* _Stated goal_: Go through the entries below and pick out every line with "include".

* _Records for this exercise_:
╔══
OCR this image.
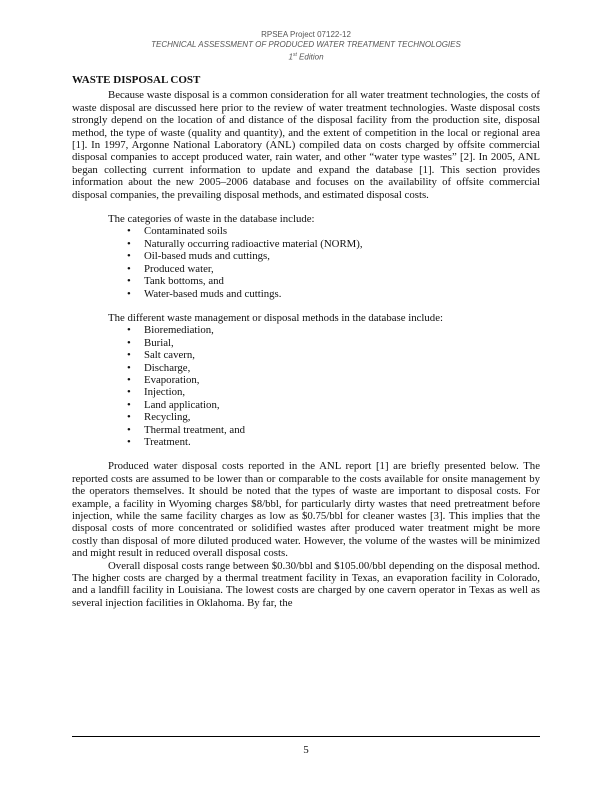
RPSEA Project 07122-12
TECHNICAL ASSESSMENT OF PRODUCED WATER TREATMENT TECHNOLOGIES
1st Edition
WASTE DISPOSAL COST

Because waste disposal is a common consideration for all water treatment technologies, the costs of waste disposal are discussed here prior to the review of water treatment technologies. Waste disposal costs strongly depend on the location of and distance of the disposal facility from the production site, disposal method, the type of waste (quality and quantity), and the extent of competition in the local or regional area [1]. In 1997, Argonne National Laboratory (ANL) compiled data on costs charged by offsite commercial disposal companies to accept produced water, rain water, and other “water type wastes” [2]. In 2005, ANL began collecting current information to update and expand the database [1]. This section provides information about the new 2005–2006 database and focuses on the availability of offsite commercial disposal companies, the prevailing disposal methods, and estimated disposal costs.

The categories of waste in the database include:

• Contaminated soils
• Naturally occurring radioactive material (NORM),
• Oil-based muds and cuttings,
• Produced water,
• Tank bottoms, and
• Water-based muds and cuttings.

The different waste management or disposal methods in the database include:

• Bioremediation,
• Burial,
• Salt cavern,
• Discharge,
• Evaporation,
• Injection,
• Land application,
• Recycling,
• Thermal treatment, and
• Treatment.

Produced water disposal costs reported in the ANL report [1] are briefly presented below. The reported costs are assumed to be lower than or comparable to the costs available for onsite management by the operators themselves. It should be noted that the types of waste are important to disposal costs. For example, a facility in Wyoming charges $8/bbl, for particularly dirty wastes that need pretreatment before injection, while the same facility charges as low as $0.75/bbl for cleaner wastes [3]. This implies that the disposal costs of more concentrated or solidified wastes after produced water treatment might be more costly than disposal of more diluted produced water. However, the volume of the wastes will be minimized and might result in reduced overall disposal costs.

Overall disposal costs range between $0.30/bbl and $105.00/bbl depending on the disposal method. The higher costs are charged by a thermal treatment facility in Texas, an evaporation facility in Colorado, and a landfill facility in Louisiana. The lowest costs are charged by one cavern operator in Texas as well as several injection facilities in Oklahoma. By far, the

5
╚══
* _Answer_:
The categories of waste in the database include:
The different waste management or disposal methods in the database include:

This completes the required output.